(Annotated element listings)
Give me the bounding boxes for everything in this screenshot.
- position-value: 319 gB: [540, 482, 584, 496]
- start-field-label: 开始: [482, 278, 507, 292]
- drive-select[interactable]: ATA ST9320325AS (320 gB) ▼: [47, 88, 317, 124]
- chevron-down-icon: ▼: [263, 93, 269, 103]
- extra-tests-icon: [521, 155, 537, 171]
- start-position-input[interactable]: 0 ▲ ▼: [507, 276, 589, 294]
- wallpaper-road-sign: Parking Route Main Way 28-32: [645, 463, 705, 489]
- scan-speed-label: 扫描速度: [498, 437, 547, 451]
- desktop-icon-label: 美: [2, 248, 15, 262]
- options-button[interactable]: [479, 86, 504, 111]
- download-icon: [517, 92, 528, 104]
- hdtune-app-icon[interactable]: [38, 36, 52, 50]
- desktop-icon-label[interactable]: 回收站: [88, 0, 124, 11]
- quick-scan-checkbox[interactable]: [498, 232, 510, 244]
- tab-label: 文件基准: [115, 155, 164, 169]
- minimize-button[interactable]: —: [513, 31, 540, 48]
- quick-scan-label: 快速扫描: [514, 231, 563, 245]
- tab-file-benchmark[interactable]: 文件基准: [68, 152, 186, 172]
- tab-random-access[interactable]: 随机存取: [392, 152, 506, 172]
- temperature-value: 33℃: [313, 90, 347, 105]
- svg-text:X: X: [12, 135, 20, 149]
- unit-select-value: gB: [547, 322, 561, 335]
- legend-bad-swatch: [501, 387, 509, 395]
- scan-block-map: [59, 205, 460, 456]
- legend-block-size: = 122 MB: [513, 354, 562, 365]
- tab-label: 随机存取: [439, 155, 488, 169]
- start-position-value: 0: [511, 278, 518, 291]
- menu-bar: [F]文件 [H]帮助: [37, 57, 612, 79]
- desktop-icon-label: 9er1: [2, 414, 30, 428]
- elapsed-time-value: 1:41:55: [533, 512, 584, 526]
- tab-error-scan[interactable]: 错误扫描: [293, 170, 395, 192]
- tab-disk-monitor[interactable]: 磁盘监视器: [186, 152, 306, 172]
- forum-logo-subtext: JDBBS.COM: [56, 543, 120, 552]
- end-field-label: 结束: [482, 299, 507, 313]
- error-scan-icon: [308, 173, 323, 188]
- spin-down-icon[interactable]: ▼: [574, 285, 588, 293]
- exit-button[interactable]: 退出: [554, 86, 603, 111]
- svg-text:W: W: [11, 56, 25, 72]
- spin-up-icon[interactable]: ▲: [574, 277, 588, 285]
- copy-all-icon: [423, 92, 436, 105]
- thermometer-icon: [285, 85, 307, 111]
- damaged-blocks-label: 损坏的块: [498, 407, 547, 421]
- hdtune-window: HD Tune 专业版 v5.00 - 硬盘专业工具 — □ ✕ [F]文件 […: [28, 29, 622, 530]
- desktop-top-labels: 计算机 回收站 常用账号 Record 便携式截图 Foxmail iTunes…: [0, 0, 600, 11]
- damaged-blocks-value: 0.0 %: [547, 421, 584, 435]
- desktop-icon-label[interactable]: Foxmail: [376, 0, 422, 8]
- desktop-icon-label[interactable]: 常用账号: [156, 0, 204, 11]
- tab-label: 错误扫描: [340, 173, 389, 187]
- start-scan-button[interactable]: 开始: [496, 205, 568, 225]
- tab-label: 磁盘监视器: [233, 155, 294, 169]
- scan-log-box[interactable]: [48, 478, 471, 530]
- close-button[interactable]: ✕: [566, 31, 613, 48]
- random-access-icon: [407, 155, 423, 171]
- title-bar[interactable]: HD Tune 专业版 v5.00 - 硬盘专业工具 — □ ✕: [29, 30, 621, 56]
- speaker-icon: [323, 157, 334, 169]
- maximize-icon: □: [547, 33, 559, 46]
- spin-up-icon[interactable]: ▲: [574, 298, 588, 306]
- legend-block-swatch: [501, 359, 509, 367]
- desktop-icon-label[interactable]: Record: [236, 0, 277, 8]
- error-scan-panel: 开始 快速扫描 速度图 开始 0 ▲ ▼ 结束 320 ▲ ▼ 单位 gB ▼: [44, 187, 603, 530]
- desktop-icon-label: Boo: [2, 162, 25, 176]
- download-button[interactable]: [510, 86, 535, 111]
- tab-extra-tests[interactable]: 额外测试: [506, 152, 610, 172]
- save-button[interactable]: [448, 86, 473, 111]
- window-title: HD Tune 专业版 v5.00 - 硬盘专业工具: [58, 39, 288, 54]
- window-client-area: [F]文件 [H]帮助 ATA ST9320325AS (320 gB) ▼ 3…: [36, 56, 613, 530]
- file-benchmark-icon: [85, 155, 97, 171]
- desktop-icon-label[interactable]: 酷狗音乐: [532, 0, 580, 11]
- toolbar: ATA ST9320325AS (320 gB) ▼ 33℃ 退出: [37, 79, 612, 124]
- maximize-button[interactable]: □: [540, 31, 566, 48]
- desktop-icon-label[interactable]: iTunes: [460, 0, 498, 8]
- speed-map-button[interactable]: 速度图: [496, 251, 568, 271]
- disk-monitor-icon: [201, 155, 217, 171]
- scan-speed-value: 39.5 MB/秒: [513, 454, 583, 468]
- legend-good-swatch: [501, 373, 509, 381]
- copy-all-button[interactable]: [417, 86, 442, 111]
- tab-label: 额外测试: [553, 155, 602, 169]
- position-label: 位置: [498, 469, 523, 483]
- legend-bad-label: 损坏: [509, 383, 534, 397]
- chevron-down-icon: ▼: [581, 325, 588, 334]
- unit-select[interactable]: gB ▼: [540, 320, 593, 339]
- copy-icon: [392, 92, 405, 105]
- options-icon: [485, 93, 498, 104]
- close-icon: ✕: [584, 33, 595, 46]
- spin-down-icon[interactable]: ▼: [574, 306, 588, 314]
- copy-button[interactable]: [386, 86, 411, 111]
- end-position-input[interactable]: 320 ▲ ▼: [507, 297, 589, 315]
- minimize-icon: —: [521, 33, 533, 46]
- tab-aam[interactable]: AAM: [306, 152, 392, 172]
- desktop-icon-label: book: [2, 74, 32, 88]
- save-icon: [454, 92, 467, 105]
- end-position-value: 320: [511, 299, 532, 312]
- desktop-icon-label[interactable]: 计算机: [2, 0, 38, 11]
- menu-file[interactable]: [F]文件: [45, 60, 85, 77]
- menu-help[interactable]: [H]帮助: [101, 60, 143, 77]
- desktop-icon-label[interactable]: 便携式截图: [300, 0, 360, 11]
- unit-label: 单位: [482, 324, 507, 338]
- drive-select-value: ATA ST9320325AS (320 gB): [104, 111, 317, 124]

Task directions
Copy the listing above line for line, changing nothing.

Solution for this problem
Give me the bounding boxes for everything in this screenshot.
- position-value: 319 gB: [540, 482, 584, 496]
- start-field-label: 开始: [482, 278, 507, 292]
- drive-select[interactable]: ATA ST9320325AS (320 gB) ▼: [47, 88, 317, 124]
- chevron-down-icon: ▼: [263, 93, 269, 103]
- extra-tests-icon: [521, 155, 537, 171]
- start-position-input[interactable]: 0 ▲ ▼: [507, 276, 589, 294]
- wallpaper-road-sign: Parking Route Main Way 28-32: [645, 463, 705, 489]
- scan-speed-label: 扫描速度: [498, 437, 547, 451]
- desktop-icon-label: 美: [2, 248, 15, 262]
- options-button[interactable]: [479, 86, 504, 111]
- download-icon: [517, 92, 528, 104]
- hdtune-app-icon[interactable]: [38, 36, 52, 50]
- desktop-icon-label[interactable]: 回收站: [88, 0, 124, 11]
- quick-scan-checkbox[interactable]: [498, 232, 510, 244]
- tab-label: 文件基准: [115, 155, 164, 169]
- minimize-button[interactable]: —: [513, 31, 540, 48]
- quick-scan-label: 快速扫描: [514, 231, 563, 245]
- tab-file-benchmark[interactable]: 文件基准: [68, 152, 186, 172]
- tab-random-access[interactable]: 随机存取: [392, 152, 506, 172]
- temperature-value: 33℃: [313, 90, 347, 105]
- svg-text:X: X: [12, 135, 20, 149]
- unit-select-value: gB: [547, 322, 561, 335]
- legend-bad-swatch: [501, 387, 509, 395]
- scan-block-map: [59, 205, 460, 456]
- legend-block-size: = 122 MB: [513, 354, 562, 365]
- tab-label: 随机存取: [439, 155, 488, 169]
- start-position-value: 0: [511, 278, 518, 291]
- menu-bar: [F]文件 [H]帮助: [37, 57, 612, 79]
- desktop-icon-label: 9er1: [2, 414, 30, 428]
- elapsed-time-value: 1:41:55: [533, 512, 584, 526]
- tab-error-scan[interactable]: 错误扫描: [293, 170, 395, 192]
- tab-disk-monitor[interactable]: 磁盘监视器: [186, 152, 306, 172]
- forum-logo-subtext: JDBBS.COM: [56, 543, 120, 552]
- end-field-label: 结束: [482, 299, 507, 313]
- error-scan-icon: [308, 173, 323, 188]
- spin-down-icon[interactable]: ▼: [574, 285, 588, 293]
- exit-button[interactable]: 退出: [554, 86, 603, 111]
- svg-text:W: W: [11, 56, 25, 72]
- spin-up-icon[interactable]: ▲: [574, 277, 588, 285]
- copy-all-icon: [423, 92, 436, 105]
- thermometer-icon: [285, 85, 307, 111]
- damaged-blocks-label: 损坏的块: [498, 407, 547, 421]
- hdtune-window: HD Tune 专业版 v5.00 - 硬盘专业工具 — □ ✕ [F]文件 […: [28, 29, 622, 530]
- desktop-top-labels: 计算机 回收站 常用账号 Record 便携式截图 Foxmail iTunes…: [0, 0, 600, 11]
- damaged-blocks-value: 0.0 %: [547, 421, 584, 435]
- desktop-icon-label[interactable]: Foxmail: [376, 0, 422, 8]
- desktop-icon-label[interactable]: 常用账号: [156, 0, 204, 11]
- tab-label: 错误扫描: [340, 173, 389, 187]
- start-scan-button[interactable]: 开始: [496, 205, 568, 225]
- tab-label: 磁盘监视器: [233, 155, 294, 169]
- scan-log-box[interactable]: [48, 478, 471, 530]
- close-button[interactable]: ✕: [566, 31, 613, 48]
- random-access-icon: [407, 155, 423, 171]
- title-bar[interactable]: HD Tune 专业版 v5.00 - 硬盘专业工具 — □ ✕: [29, 30, 621, 56]
- speaker-icon: [323, 157, 334, 169]
- maximize-icon: □: [547, 33, 559, 46]
- spin-up-icon[interactable]: ▲: [574, 298, 588, 306]
- legend-block-swatch: [501, 359, 509, 367]
- desktop-icon-label[interactable]: Record: [236, 0, 277, 8]
- error-scan-panel: 开始 快速扫描 速度图 开始 0 ▲ ▼ 结束 320 ▲ ▼ 单位 gB ▼: [44, 187, 603, 530]
- desktop-icon-label: Boo: [2, 162, 25, 176]
- download-button[interactable]: [510, 86, 535, 111]
- tab-extra-tests[interactable]: 额外测试: [506, 152, 610, 172]
- save-button[interactable]: [448, 86, 473, 111]
- window-title: HD Tune 专业版 v5.00 - 硬盘专业工具: [58, 39, 288, 54]
- window-client-area: [F]文件 [H]帮助 ATA ST9320325AS (320 gB) ▼ 3…: [36, 56, 613, 530]
- file-benchmark-icon: [85, 155, 97, 171]
- desktop-icon-label[interactable]: 酷狗音乐: [532, 0, 580, 11]
- toolbar: ATA ST9320325AS (320 gB) ▼ 33℃ 退出: [37, 79, 612, 124]
- maximize-button[interactable]: □: [540, 31, 566, 48]
- desktop-icon-label[interactable]: iTunes: [460, 0, 498, 8]
- speed-map-button[interactable]: 速度图: [496, 251, 568, 271]
- disk-monitor-icon: [201, 155, 217, 171]
- scan-speed-value: 39.5 MB/秒: [513, 454, 583, 468]
- legend-good-swatch: [501, 373, 509, 381]
- copy-all-button[interactable]: [417, 86, 442, 111]
- tab-label: 额外测试: [553, 155, 602, 169]
- position-label: 位置: [498, 469, 523, 483]
- legend-bad-label: 损坏: [509, 383, 534, 397]
- chevron-down-icon: ▼: [581, 325, 588, 334]
- unit-select[interactable]: gB ▼: [540, 320, 593, 339]
- copy-icon: [392, 92, 405, 105]
- options-icon: [485, 93, 498, 104]
- close-icon: ✕: [584, 33, 595, 46]
- spin-down-icon[interactable]: ▼: [574, 306, 588, 314]
- copy-button[interactable]: [386, 86, 411, 111]
- end-position-input[interactable]: 320 ▲ ▼: [507, 297, 589, 315]
- minimize-icon: —: [521, 33, 533, 46]
- tab-aam[interactable]: AAM: [306, 152, 392, 172]
- desktop-icon-label: book: [2, 74, 32, 88]
- save-icon: [454, 92, 467, 105]
- end-position-value: 320: [511, 299, 532, 312]
- desktop-icon-label[interactable]: 计算机: [2, 0, 38, 11]
- menu-file[interactable]: [F]文件: [45, 60, 85, 77]
- menu-help[interactable]: [H]帮助: [101, 60, 143, 77]
- desktop-icon-label[interactable]: 便携式截图: [300, 0, 360, 11]
- unit-label: 单位: [482, 324, 507, 338]
- drive-select-value: ATA ST9320325AS (320 gB): [104, 111, 317, 124]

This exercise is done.